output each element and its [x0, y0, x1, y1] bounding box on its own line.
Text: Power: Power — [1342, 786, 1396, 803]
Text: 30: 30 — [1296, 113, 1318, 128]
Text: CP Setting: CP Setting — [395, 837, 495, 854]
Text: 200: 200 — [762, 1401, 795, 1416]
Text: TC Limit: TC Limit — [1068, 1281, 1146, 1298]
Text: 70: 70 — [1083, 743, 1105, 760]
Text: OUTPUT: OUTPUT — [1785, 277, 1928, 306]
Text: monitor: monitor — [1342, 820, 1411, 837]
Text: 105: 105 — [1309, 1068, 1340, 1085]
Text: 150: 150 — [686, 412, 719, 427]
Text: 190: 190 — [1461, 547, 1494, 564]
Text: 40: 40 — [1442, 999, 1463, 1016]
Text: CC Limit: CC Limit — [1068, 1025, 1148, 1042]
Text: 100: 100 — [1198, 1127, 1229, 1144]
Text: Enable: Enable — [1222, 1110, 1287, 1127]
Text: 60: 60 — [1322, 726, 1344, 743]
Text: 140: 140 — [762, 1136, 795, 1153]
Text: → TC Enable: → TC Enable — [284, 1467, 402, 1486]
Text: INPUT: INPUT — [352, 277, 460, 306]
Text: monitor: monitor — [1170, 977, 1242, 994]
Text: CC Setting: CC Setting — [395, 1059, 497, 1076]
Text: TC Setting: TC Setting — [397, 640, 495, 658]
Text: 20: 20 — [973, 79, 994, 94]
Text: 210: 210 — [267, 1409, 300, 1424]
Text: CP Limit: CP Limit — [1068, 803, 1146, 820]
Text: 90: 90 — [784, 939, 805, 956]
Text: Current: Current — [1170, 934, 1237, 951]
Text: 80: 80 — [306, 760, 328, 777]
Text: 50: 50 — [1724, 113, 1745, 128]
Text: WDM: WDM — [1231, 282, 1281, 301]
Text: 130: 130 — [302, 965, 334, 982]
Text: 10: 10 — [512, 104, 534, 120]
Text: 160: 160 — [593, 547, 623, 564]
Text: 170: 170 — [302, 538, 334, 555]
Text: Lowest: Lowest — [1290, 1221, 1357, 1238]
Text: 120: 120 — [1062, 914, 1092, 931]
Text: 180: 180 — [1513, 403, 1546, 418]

============

• YOUR GOAL
Copy these items line for line, without changing anything, from the line that begins "output each element" through the last line.

• TASK OUTPUT
output each element and its [x0, y0, x1, y1] bounding box on its own line.
Text: Power: Power — [1342, 786, 1396, 803]
Text: 30: 30 — [1296, 113, 1318, 128]
Text: CP Setting: CP Setting — [395, 837, 495, 854]
Text: 200: 200 — [762, 1401, 795, 1416]
Text: TC Limit: TC Limit — [1068, 1281, 1146, 1298]
Text: 70: 70 — [1083, 743, 1105, 760]
Text: OUTPUT: OUTPUT — [1785, 277, 1928, 306]
Text: monitor: monitor — [1342, 820, 1411, 837]
Text: 105: 105 — [1309, 1068, 1340, 1085]
Text: 150: 150 — [686, 412, 719, 427]
Text: 190: 190 — [1461, 547, 1494, 564]
Text: 40: 40 — [1442, 999, 1463, 1016]
Text: CC Limit: CC Limit — [1068, 1025, 1148, 1042]
Text: 100: 100 — [1198, 1127, 1229, 1144]
Text: Enable: Enable — [1222, 1110, 1287, 1127]
Text: 60: 60 — [1322, 726, 1344, 743]
Text: 140: 140 — [762, 1136, 795, 1153]
Text: → TC Enable: → TC Enable — [284, 1467, 402, 1486]
Text: INPUT: INPUT — [352, 277, 460, 306]
Text: monitor: monitor — [1170, 977, 1242, 994]
Text: CC Setting: CC Setting — [395, 1059, 497, 1076]
Text: TC Setting: TC Setting — [397, 640, 495, 658]
Text: 20: 20 — [973, 79, 994, 94]
Text: 210: 210 — [267, 1409, 300, 1424]
Text: CP Limit: CP Limit — [1068, 803, 1146, 820]
Text: 90: 90 — [784, 939, 805, 956]
Text: Current: Current — [1170, 934, 1237, 951]
Text: 80: 80 — [306, 760, 328, 777]
Text: 50: 50 — [1724, 113, 1745, 128]
Text: WDM: WDM — [1231, 282, 1281, 301]
Text: 130: 130 — [302, 965, 334, 982]
Text: 10: 10 — [512, 104, 534, 120]
Text: 160: 160 — [593, 547, 623, 564]
Text: 170: 170 — [302, 538, 334, 555]
Text: Lowest: Lowest — [1290, 1221, 1357, 1238]
Text: 120: 120 — [1062, 914, 1092, 931]
Text: 180: 180 — [1513, 403, 1546, 418]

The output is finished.